··· Information provided
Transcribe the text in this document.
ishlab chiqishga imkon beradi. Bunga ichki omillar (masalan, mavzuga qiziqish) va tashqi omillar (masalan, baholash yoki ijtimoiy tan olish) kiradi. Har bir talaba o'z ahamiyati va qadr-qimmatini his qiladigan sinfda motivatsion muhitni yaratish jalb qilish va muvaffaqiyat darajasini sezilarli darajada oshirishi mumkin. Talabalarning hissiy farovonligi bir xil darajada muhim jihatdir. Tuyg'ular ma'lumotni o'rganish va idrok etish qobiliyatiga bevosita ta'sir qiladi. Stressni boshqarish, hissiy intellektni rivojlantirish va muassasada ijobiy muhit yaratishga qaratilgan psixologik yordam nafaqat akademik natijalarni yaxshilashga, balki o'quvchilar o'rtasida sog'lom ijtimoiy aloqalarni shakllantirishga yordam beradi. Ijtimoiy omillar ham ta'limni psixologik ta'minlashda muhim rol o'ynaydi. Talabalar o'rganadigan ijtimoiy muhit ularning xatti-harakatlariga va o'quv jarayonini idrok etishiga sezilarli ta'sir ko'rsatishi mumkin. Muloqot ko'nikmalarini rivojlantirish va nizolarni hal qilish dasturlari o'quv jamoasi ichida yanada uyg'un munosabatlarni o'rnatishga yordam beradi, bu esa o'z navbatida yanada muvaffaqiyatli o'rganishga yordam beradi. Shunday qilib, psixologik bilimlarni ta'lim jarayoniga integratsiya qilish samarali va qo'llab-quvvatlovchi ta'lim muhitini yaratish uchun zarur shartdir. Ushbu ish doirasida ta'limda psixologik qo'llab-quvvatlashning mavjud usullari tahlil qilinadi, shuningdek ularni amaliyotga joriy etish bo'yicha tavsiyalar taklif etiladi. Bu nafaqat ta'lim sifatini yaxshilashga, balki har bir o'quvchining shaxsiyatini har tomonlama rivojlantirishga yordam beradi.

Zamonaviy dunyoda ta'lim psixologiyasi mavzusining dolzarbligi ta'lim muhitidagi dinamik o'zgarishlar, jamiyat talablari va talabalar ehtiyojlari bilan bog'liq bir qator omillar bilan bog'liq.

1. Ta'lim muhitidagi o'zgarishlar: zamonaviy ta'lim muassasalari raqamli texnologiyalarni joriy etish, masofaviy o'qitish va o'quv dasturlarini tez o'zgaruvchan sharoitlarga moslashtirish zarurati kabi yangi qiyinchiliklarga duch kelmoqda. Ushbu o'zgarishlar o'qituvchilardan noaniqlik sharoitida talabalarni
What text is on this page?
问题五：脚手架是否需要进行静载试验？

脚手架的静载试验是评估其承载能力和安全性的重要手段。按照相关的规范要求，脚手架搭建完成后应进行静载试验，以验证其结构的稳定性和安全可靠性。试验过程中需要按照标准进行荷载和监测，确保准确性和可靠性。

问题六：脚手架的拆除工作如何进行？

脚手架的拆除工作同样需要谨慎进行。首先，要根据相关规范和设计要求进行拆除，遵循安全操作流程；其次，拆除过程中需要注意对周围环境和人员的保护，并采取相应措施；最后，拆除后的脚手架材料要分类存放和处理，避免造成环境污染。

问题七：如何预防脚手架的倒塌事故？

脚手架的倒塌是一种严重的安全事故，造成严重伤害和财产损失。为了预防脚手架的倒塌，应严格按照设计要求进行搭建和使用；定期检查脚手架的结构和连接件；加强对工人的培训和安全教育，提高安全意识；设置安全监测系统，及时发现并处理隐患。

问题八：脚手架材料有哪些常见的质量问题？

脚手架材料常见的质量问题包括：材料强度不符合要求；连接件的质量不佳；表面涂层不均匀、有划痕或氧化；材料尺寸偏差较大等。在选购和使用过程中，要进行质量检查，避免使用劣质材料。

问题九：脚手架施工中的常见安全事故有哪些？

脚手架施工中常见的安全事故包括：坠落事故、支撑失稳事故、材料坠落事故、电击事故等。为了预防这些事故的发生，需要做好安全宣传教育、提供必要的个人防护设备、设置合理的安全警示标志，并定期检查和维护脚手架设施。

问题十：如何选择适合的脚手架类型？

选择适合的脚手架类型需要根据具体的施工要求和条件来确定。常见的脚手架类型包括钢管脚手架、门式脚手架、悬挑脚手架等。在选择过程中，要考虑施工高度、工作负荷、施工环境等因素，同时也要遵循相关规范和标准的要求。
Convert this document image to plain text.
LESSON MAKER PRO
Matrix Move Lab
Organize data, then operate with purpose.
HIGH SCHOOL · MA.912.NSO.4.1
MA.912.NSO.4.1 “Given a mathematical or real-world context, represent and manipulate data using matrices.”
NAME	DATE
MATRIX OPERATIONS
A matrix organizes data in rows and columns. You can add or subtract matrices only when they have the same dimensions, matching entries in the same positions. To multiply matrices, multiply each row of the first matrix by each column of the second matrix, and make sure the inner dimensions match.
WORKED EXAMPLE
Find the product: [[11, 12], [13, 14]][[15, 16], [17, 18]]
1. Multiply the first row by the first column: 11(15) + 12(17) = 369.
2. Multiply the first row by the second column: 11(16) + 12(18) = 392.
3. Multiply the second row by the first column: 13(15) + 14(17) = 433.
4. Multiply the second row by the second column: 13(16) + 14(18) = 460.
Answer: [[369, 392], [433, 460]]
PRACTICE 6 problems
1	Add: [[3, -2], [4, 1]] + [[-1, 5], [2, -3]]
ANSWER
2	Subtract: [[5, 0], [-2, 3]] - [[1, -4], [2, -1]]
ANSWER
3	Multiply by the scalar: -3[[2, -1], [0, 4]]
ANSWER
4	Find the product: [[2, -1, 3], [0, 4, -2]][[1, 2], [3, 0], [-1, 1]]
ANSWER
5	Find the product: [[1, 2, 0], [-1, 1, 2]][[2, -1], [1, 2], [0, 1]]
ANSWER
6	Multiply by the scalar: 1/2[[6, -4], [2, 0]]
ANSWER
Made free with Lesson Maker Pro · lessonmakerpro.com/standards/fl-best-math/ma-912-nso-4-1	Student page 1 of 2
······
#### The request
Set down the entries verbatim, leaving none out.

#### Solution for this task
Transcribe the text in this document.
ishlab chiqishga imkon beradi. Bunga ichki omillar (masalan, mavzuga qiziqish) va tashqi omillar (masalan, baholash yoki ijtimoiy tan olish) kiradi. Har bir talaba o'z ahamiyati va qadr-qimmatini his qiladigan sinfda motivatsion muhitni yaratish jalb qilish va muvaffaqiyat darajasini sezilarli darajada oshirishi mumkin. Talabalarning hissiy farovonligi bir xil darajada muhim jihatdir. Tuyg'ular ma'lumotni o'rganish va idrok etish qobiliyatiga bevosita ta'sir qiladi. Stressni boshqarish, hissiy intellektni rivojlantirish va muassasada ijobiy muhit yaratishga qaratilgan psixologik yordam nafaqat akademik natijalarni yaxshilashga, balki o'quvchilar o'rtasida sog'lom ijtimoiy aloqalarni shakllantirishga yordam beradi. Ijtimoiy omillar ham ta'limni psixologik ta'minlashda muhim rol o'ynaydi. Talabalar o'rganadigan ijtimoiy muhit ularning xatti-harakatlariga va o'quv jarayonini idrok etishiga sezilarli ta'sir ko'rsatishi mumkin. Muloqot ko'nikmalarini rivojlantirish va nizolarni hal qilish dasturlari o'quv jamoasi ichida yanada uyg'un munosabatlarni o'rnatishga yordam beradi, bu esa o'z navbatida yanada muvaffaqiyatli o'rganishga yordam beradi. Shunday qilib, psixologik bilimlarni ta'lim jarayoniga integratsiya qilish samarali va qo'llab-quvvatlovchi ta'lim muhitini yaratish uchun zarur shartdir. Ushbu ish doirasida ta'limda psixologik qo'llab-quvvatlashning mavjud usullari tahlil qilinadi, shuningdek ularni amaliyotga joriy etish bo'yicha tavsiyalar taklif etiladi. Bu nafaqat ta'lim sifatini yaxshilashga, balki har bir o'quvchining shaxsiyatini har tomonlama rivojlantirishga yordam beradi.

Zamonaviy dunyoda ta'lim psixologiyasi mavzusining dolzarbligi ta'lim muhitidagi dinamik o'zgarishlar, jamiyat talablari va talabalar ehtiyojlari bilan bog'liq bir qator omillar bilan bog'liq.

1. Ta'lim muhitidagi o'zgarishlar: zamonaviy ta'lim muassasalari raqamli texnologiyalarni joriy etish, masofaviy o'qitish va o'quv dasturlarini tez o'zgaruvchan sharoitlarga moslashtirish zarurati kabi yangi qiyinchiliklarga duch kelmoqda. Ushbu o'zgarishlar o'qituvchilardan noaniqlik sharoitida talabalarni
What text is on this page?
问题五：脚手架是否需要进行静载试验？

脚手架的静载试验是评估其承载能力和安全性的重要手段。按照相关的规范要求，脚手架搭建完成后应进行静载试验，以验证其结构的稳定性和安全可靠性。试验过程中需要按照标准进行荷载和监测，确保准确性和可靠性。

问题六：脚手架的拆除工作如何进行？

脚手架的拆除工作同样需要谨慎进行。首先，要根据相关规范和设计要求进行拆除，遵循安全操作流程；其次，拆除过程中需要注意对周围环境和人员的保护，并采取相应措施；最后，拆除后的脚手架材料要分类存放和处理，避免造成环境污染。

问题七：如何预防脚手架的倒塌事故？

脚手架的倒塌是一种严重的安全事故，造成严重伤害和财产损失。为了预防脚手架的倒塌，应严格按照设计要求进行搭建和使用；定期检查脚手架的结构和连接件；加强对工人的培训和安全教育，提高安全意识；设置安全监测系统，及时发现并处理隐患。

问题八：脚手架材料有哪些常见的质量问题？

脚手架材料常见的质量问题包括：材料强度不符合要求；连接件的质量不佳；表面涂层不均匀、有划痕或氧化；材料尺寸偏差较大等。在选购和使用过程中，要进行质量检查，避免使用劣质材料。

问题九：脚手架施工中的常见安全事故有哪些？

脚手架施工中常见的安全事故包括：坠落事故、支撑失稳事故、材料坠落事故、电击事故等。为了预防这些事故的发生，需要做好安全宣传教育、提供必要的个人防护设备、设置合理的安全警示标志，并定期检查和维护脚手架设施。

问题十：如何选择适合的脚手架类型？

选择适合的脚手架类型需要根据具体的施工要求和条件来确定。常见的脚手架类型包括钢管脚手架、门式脚手架、悬挑脚手架等。在选择过程中，要考虑施工高度、工作负荷、施工环境等因素，同时也要遵循相关规范和标准的要求。
Convert this document image to plain text.
LESSON MAKER PRO
Matrix Move Lab
Organize data, then operate with purpose.
HIGH SCHOOL · MA.912.NSO.4.1
MA.912.NSO.4.1 “Given a mathematical or real-world context, represent and manipulate data using matrices.”
NAME	DATE
MATRIX OPERATIONS
A matrix organizes data in rows and columns. You can add or subtract matrices only when they have the same dimensions, matching entries in the same positions. To multiply matrices, multiply each row of the first matrix by each column of the second matrix, and make sure the inner dimensions match.
WORKED EXAMPLE
Find the product: [[11, 12], [13, 14]][[15, 16], [17, 18]]
1. Multiply the first row by the first column: 11(15) + 12(17) = 369.
2. Multiply the first row by the second column: 11(16) + 12(18) = 392.
3. Multiply the second row by the first column: 13(15) + 14(17) = 433.
4. Multiply the second row by the second column: 13(16) + 14(18) = 460.
Answer: [[369, 392], [433, 460]]
PRACTICE 6 problems
1	Add: [[3, -2], [4, 1]] + [[-1, 5], [2, -3]]
ANSWER
2	Subtract: [[5, 0], [-2, 3]] - [[1, -4], [2, -1]]
ANSWER
3	Multiply by the scalar: -3[[2, -1], [0, 4]]
ANSWER
4	Find the product: [[2, -1, 3], [0, 4, -2]][[1, 2], [3, 0], [-1, 1]]
ANSWER
5	Find the product: [[1, 2, 0], [-1, 1, 2]][[2, -1], [1, 2], [0, 1]]
ANSWER
6	Multiply by the scalar: 1/2[[6, -4], [2, 0]]
ANSWER
Made free with Lesson Maker Pro · lessonmakerpro.com/standards/fl-best-math/ma-912-nso-4-1	Student page 1 of 2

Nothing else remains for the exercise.